§ EXERCISE PROMPT
In the following material, identify every line holding the string "Forearm" and return it.

(Dataset items)
<<<<
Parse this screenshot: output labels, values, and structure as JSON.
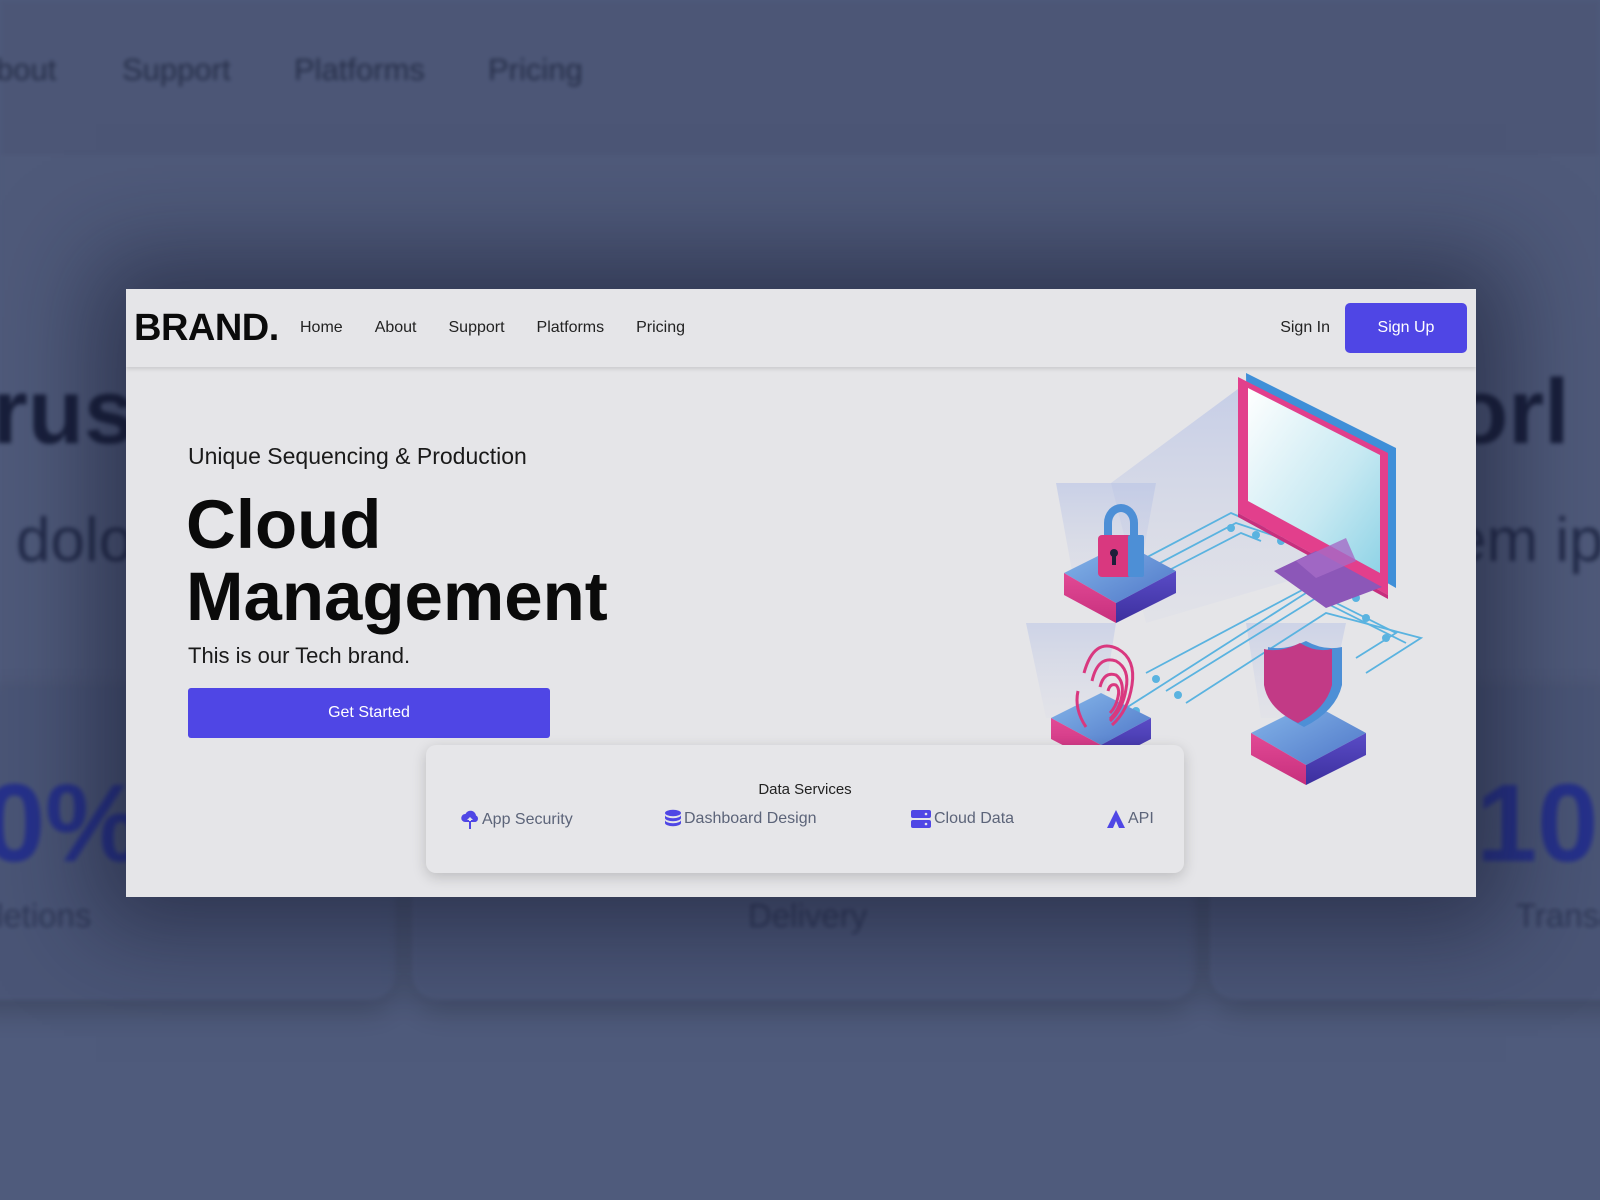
{
  "background": {
    "nav_items": [
      "bout",
      "Support",
      "Platforms",
      "Pricing"
    ],
    "headline_left": "rus",
    "headline_right": "orl",
    "sub_left": "dolo",
    "sub_right": "em ip",
    "stats": [
      {
        "value": "0%",
        "label": "letions"
      },
      {
        "value": "",
        "label": "Delivery"
      },
      {
        "value": "10",
        "label": "Transa"
      }
    ]
  },
  "navbar": {
    "brand": "BRAND.",
    "links": [
      "Home",
      "About",
      "Support",
      "Platforms",
      "Pricing"
    ],
    "sign_in": "Sign In",
    "sign_up": "Sign Up"
  },
  "hero": {
    "eyebrow": "Unique Sequencing & Production",
    "title_line1": "Cloud",
    "title_line2": "Management",
    "description": "This is our Tech brand.",
    "cta": "Get Started"
  },
  "services": {
    "title": "Data Services",
    "items": [
      {
        "label": "App Security",
        "icon": "cloud-upload-icon"
      },
      {
        "label": "Dashboard Design",
        "icon": "database-icon"
      },
      {
        "label": "Cloud Data",
        "icon": "server-icon"
      },
      {
        "label": "API",
        "icon": "triangle-logo-icon"
      }
    ]
  },
  "colors": {
    "accent": "#4f46e5",
    "page_bg": "#e5e5e8",
    "backdrop": "#4f5b7c"
  }
}
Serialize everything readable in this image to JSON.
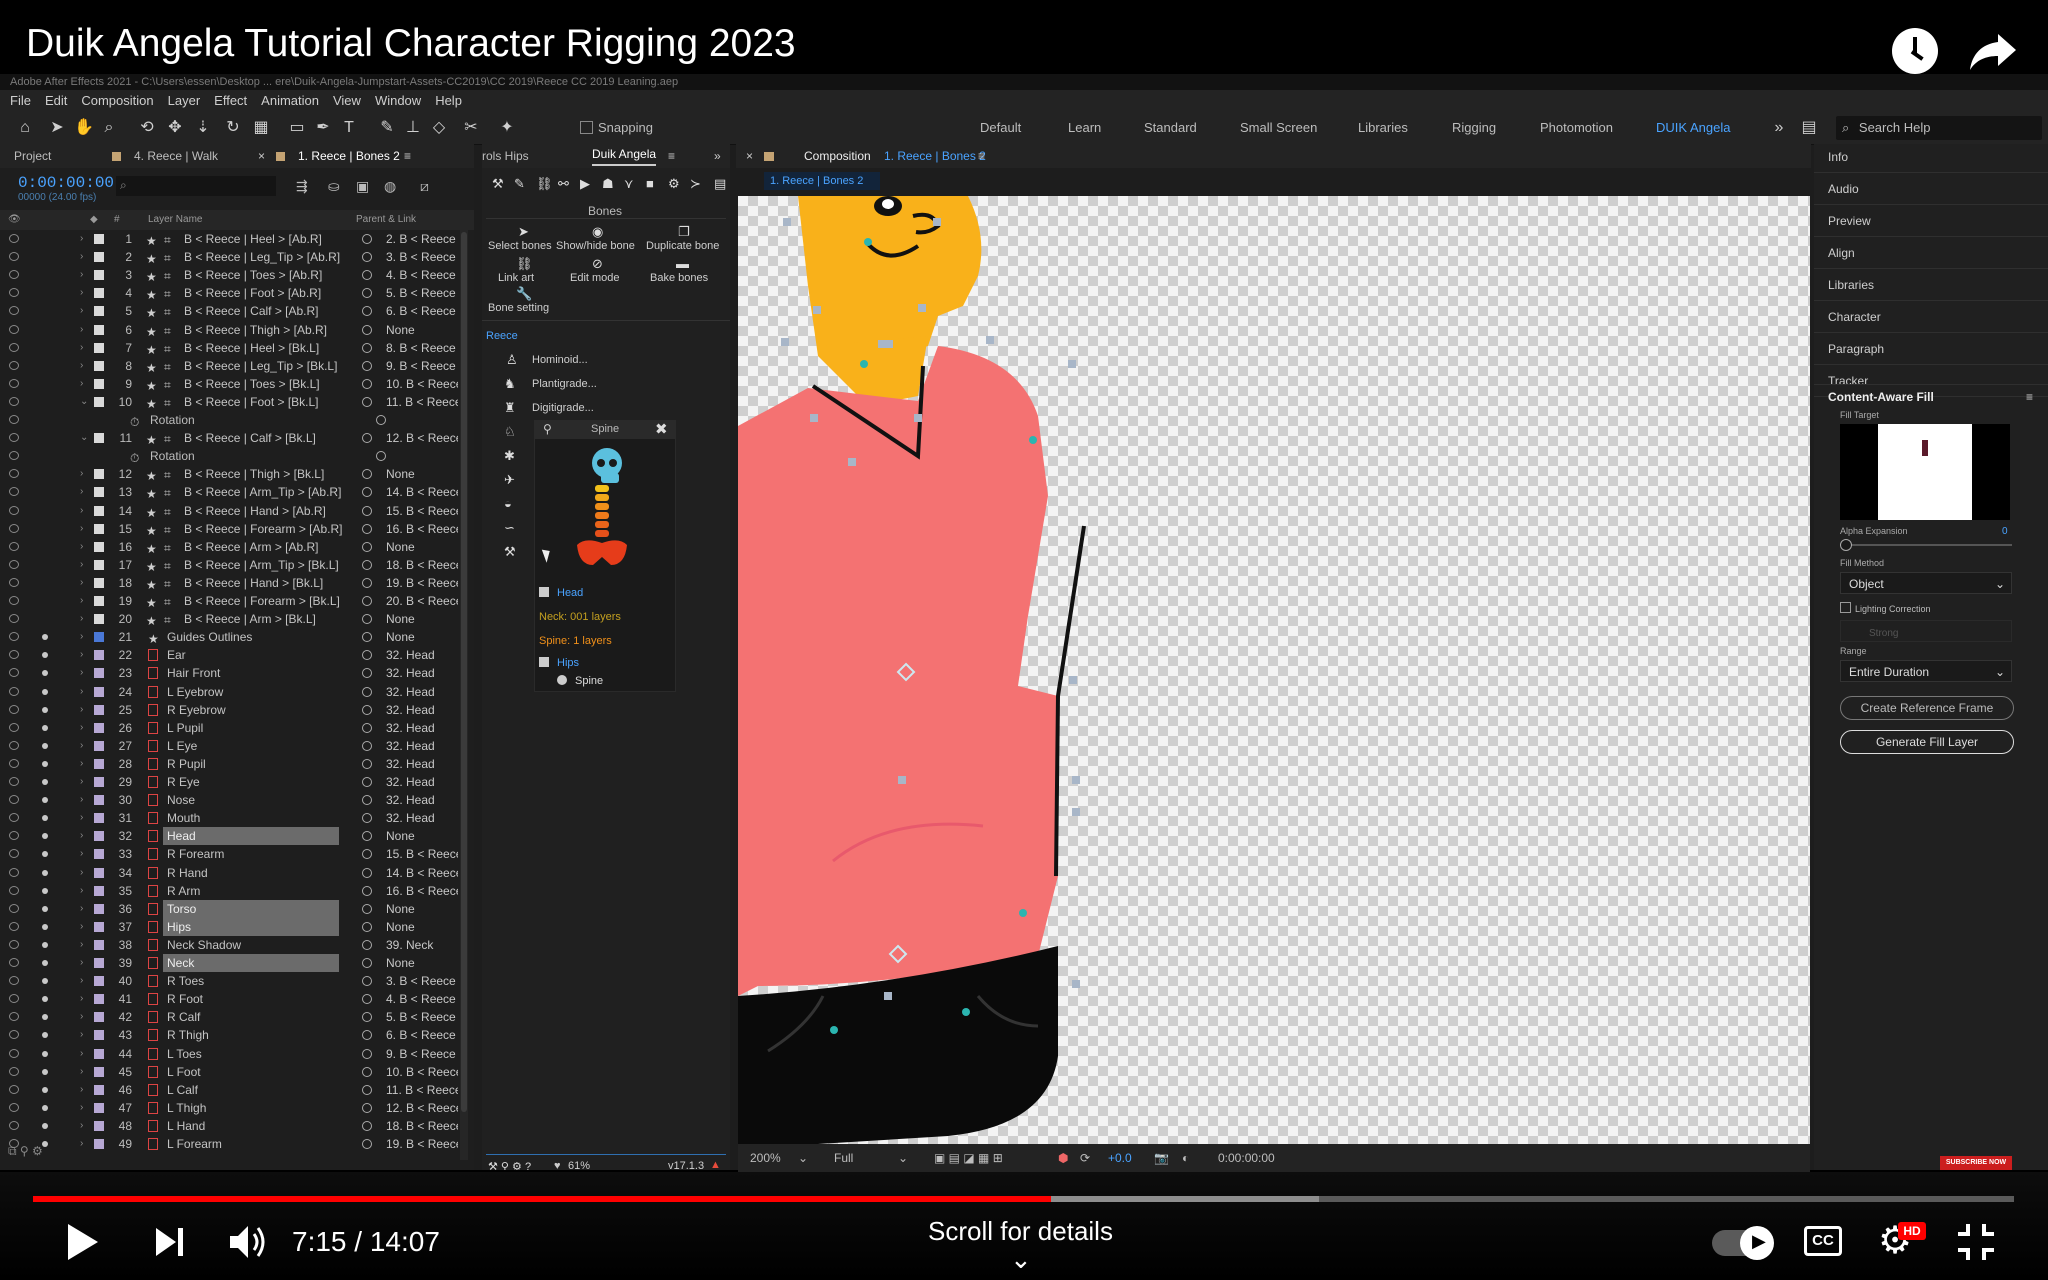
{
  "video": {
    "title": "Duik Angela Tutorial Character Rigging 2023",
    "time_current": "7:15",
    "time_separator": " / ",
    "time_total": "14:07",
    "scroll_hint": "Scroll for details",
    "progress_played": 0.514,
    "progress_buffered": 0.649,
    "subscribe_label": "SUBSCRIBE NOW",
    "hd_badge": "HD",
    "cc_label": "CC"
  },
  "ae": {
    "window_title": "Adobe After Effects 2021 - C:\\Users\\essen\\Desktop ... ere\\Duik-Angela-Jumpstart-Assets-CC2019\\CC 2019\\Reece CC 2019 Leaning.aep",
    "menu": [
      "File",
      "Edit",
      "Composition",
      "Layer",
      "Effect",
      "Animation",
      "View",
      "Window",
      "Help"
    ],
    "snapping_label": "Snapping",
    "workspaces": [
      "Default",
      "Learn",
      "Standard",
      "Small Screen",
      "Libraries",
      "Rigging",
      "Photomotion",
      "DUIK Angela"
    ],
    "active_workspace": "DUIK Angela",
    "search_placeholder": "Search Help"
  },
  "project_panel": {
    "tabs": [
      "Project",
      "4. Reece | Walk",
      "1. Reece | Bones 2"
    ],
    "timecode": "0:00:00:00",
    "fps": "00000 (24.00 fps)",
    "col_layer_name": "Layer Name",
    "col_parent": "Parent & Link",
    "layers": [
      {
        "num": "1",
        "name": "B < Reece | Heel > [Ab.R]",
        "parent": "2. B < Reece",
        "type": "bone"
      },
      {
        "num": "2",
        "name": "B < Reece | Leg_Tip > [Ab.R]",
        "parent": "3. B < Reece",
        "type": "bone"
      },
      {
        "num": "3",
        "name": "B < Reece | Toes > [Ab.R]",
        "parent": "4. B < Reece",
        "type": "bone"
      },
      {
        "num": "4",
        "name": "B < Reece | Foot > [Ab.R]",
        "parent": "5. B < Reece",
        "type": "bone"
      },
      {
        "num": "5",
        "name": "B < Reece | Calf > [Ab.R]",
        "parent": "6. B < Reece",
        "type": "bone"
      },
      {
        "num": "6",
        "name": "B < Reece | Thigh > [Ab.R]",
        "parent": "None",
        "type": "bone"
      },
      {
        "num": "7",
        "name": "B < Reece | Heel > [Bk.L]",
        "parent": "8. B < Reece",
        "type": "bone"
      },
      {
        "num": "8",
        "name": "B < Reece | Leg_Tip > [Bk.L]",
        "parent": "9. B < Reece",
        "type": "bone"
      },
      {
        "num": "9",
        "name": "B < Reece | Toes > [Bk.L]",
        "parent": "10. B < Reece",
        "type": "bone"
      },
      {
        "num": "10",
        "name": "B < Reece | Foot > [Bk.L]",
        "parent": "11. B < Reece",
        "type": "bone",
        "open": true
      },
      {
        "num": "",
        "name": "Rotation",
        "parent": "",
        "type": "prop"
      },
      {
        "num": "11",
        "name": "B < Reece | Calf > [Bk.L]",
        "parent": "12. B < Reece",
        "type": "bone",
        "open": true
      },
      {
        "num": "",
        "name": "Rotation",
        "parent": "",
        "type": "prop"
      },
      {
        "num": "12",
        "name": "B < Reece | Thigh > [Bk.L]",
        "parent": "None",
        "type": "bone"
      },
      {
        "num": "13",
        "name": "B < Reece | Arm_Tip > [Ab.R]",
        "parent": "14. B < Reece",
        "type": "bone"
      },
      {
        "num": "14",
        "name": "B < Reece | Hand > [Ab.R]",
        "parent": "15. B < Reece",
        "type": "bone"
      },
      {
        "num": "15",
        "name": "B < Reece | Forearm > [Ab.R]",
        "parent": "16. B < Reece",
        "type": "bone"
      },
      {
        "num": "16",
        "name": "B < Reece | Arm > [Ab.R]",
        "parent": "None",
        "type": "bone"
      },
      {
        "num": "17",
        "name": "B < Reece | Arm_Tip > [Bk.L]",
        "parent": "18. B < Reece",
        "type": "bone"
      },
      {
        "num": "18",
        "name": "B < Reece | Hand > [Bk.L]",
        "parent": "19. B < Reece",
        "type": "bone"
      },
      {
        "num": "19",
        "name": "B < Reece | Forearm > [Bk.L]",
        "parent": "20. B < Reece",
        "type": "bone"
      },
      {
        "num": "20",
        "name": "B < Reece | Arm > [Bk.L]",
        "parent": "None",
        "type": "bone"
      },
      {
        "num": "21",
        "name": "Guides Outlines",
        "parent": "None",
        "type": "guide"
      },
      {
        "num": "22",
        "name": "Ear",
        "parent": "32. Head",
        "type": "shape"
      },
      {
        "num": "23",
        "name": "Hair Front",
        "parent": "32. Head",
        "type": "shape"
      },
      {
        "num": "24",
        "name": "L Eyebrow",
        "parent": "32. Head",
        "type": "shape"
      },
      {
        "num": "25",
        "name": "R Eyebrow",
        "parent": "32. Head",
        "type": "shape"
      },
      {
        "num": "26",
        "name": "L Pupil",
        "parent": "32. Head",
        "type": "shape"
      },
      {
        "num": "27",
        "name": "L Eye",
        "parent": "32. Head",
        "type": "shape"
      },
      {
        "num": "28",
        "name": "R Pupil",
        "parent": "32. Head",
        "type": "shape"
      },
      {
        "num": "29",
        "name": "R Eye",
        "parent": "32. Head",
        "type": "shape"
      },
      {
        "num": "30",
        "name": "Nose",
        "parent": "32. Head",
        "type": "shape"
      },
      {
        "num": "31",
        "name": "Mouth",
        "parent": "32. Head",
        "type": "shape"
      },
      {
        "num": "32",
        "name": "Head",
        "parent": "None",
        "type": "shape",
        "selected": true
      },
      {
        "num": "33",
        "name": "R Forearm",
        "parent": "15. B < Reece",
        "type": "shape"
      },
      {
        "num": "34",
        "name": "R Hand",
        "parent": "14. B < Reece",
        "type": "shape"
      },
      {
        "num": "35",
        "name": "R Arm",
        "parent": "16. B < Reece",
        "type": "shape"
      },
      {
        "num": "36",
        "name": "Torso",
        "parent": "None",
        "type": "shape",
        "selected": true
      },
      {
        "num": "37",
        "name": "Hips",
        "parent": "None",
        "type": "shape",
        "selected": true
      },
      {
        "num": "38",
        "name": "Neck Shadow",
        "parent": "39. Neck",
        "type": "shape"
      },
      {
        "num": "39",
        "name": "Neck",
        "parent": "None",
        "type": "shape",
        "selected": true
      },
      {
        "num": "40",
        "name": "R Toes",
        "parent": "3. B < Reece",
        "type": "shape"
      },
      {
        "num": "41",
        "name": "R Foot",
        "parent": "4. B < Reece",
        "type": "shape"
      },
      {
        "num": "42",
        "name": "R Calf",
        "parent": "5. B < Reece",
        "type": "shape"
      },
      {
        "num": "43",
        "name": "R Thigh",
        "parent": "6. B < Reece",
        "type": "shape"
      },
      {
        "num": "44",
        "name": "L Toes",
        "parent": "9. B < Reece",
        "type": "shape"
      },
      {
        "num": "45",
        "name": "L Foot",
        "parent": "10. B < Reece",
        "type": "shape"
      },
      {
        "num": "46",
        "name": "L Calf",
        "parent": "11. B < Reece",
        "type": "shape"
      },
      {
        "num": "47",
        "name": "L Thigh",
        "parent": "12. B < Reece",
        "type": "shape"
      },
      {
        "num": "48",
        "name": "L Hand",
        "parent": "18. B < Reece",
        "type": "shape"
      },
      {
        "num": "49",
        "name": "L Forearm",
        "parent": "19. B < Reece",
        "type": "shape"
      }
    ]
  },
  "duik_panel": {
    "tabs": [
      "rols Hips",
      "Duik Angela"
    ],
    "section_bones": "Bones",
    "bone_tools": [
      "Select bones",
      "Show/hide bone",
      "Duplicate bone",
      "Link art",
      "Edit mode",
      "Bake bones",
      "Bone setting"
    ],
    "character_name": "Reece",
    "presets": [
      "Hominoid...",
      "Plantigrade...",
      "Digitigrade..."
    ],
    "spine_popup": {
      "title": "Spine",
      "head_label": "Head",
      "neck_label": "Neck: 001 layers",
      "spine_label": "Spine: 1 layers",
      "hips_label": "Hips",
      "spine_item": "Spine"
    },
    "footer_percent": "61%",
    "version": "v17.1.3"
  },
  "comp_panel": {
    "tab_label": "Composition",
    "tab_comp": "1. Reece | Bones 2",
    "breadcrumb": "1. Reece | Bones 2",
    "zoom": "200%",
    "resolution": "Full",
    "exposure": "+0.0",
    "timecode": "0:00:00:00"
  },
  "right_panel": {
    "items": [
      "Info",
      "Audio",
      "Preview",
      "Align",
      "Libraries",
      "Character",
      "Paragraph",
      "Tracker"
    ],
    "caf_title": "Content-Aware Fill",
    "fill_target_label": "Fill Target",
    "alpha_label": "Alpha Expansion",
    "alpha_value": "0",
    "fill_method_label": "Fill Method",
    "fill_method": "Object",
    "lighting_label": "Lighting Correction",
    "lighting_value": "Strong",
    "range_label": "Range",
    "range_value": "Entire Duration",
    "btn_reference": "Create Reference Frame",
    "btn_generate": "Generate Fill Layer"
  },
  "colors": {
    "accent_blue": "#4aa3ff",
    "progress_red": "#ff0000",
    "shirt": "#f47272",
    "skin": "#f9b11a",
    "pants": "#0a0a0a"
  }
}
>>>>
§ SOLUTION TO THIS PROBLEM
        "name": "B < Reece | Forearm > [Ab.R]",
        "name": "B < Reece | Forearm > [Bk.L]",
        "name": "R Forearm",
        "name": "L Forearm",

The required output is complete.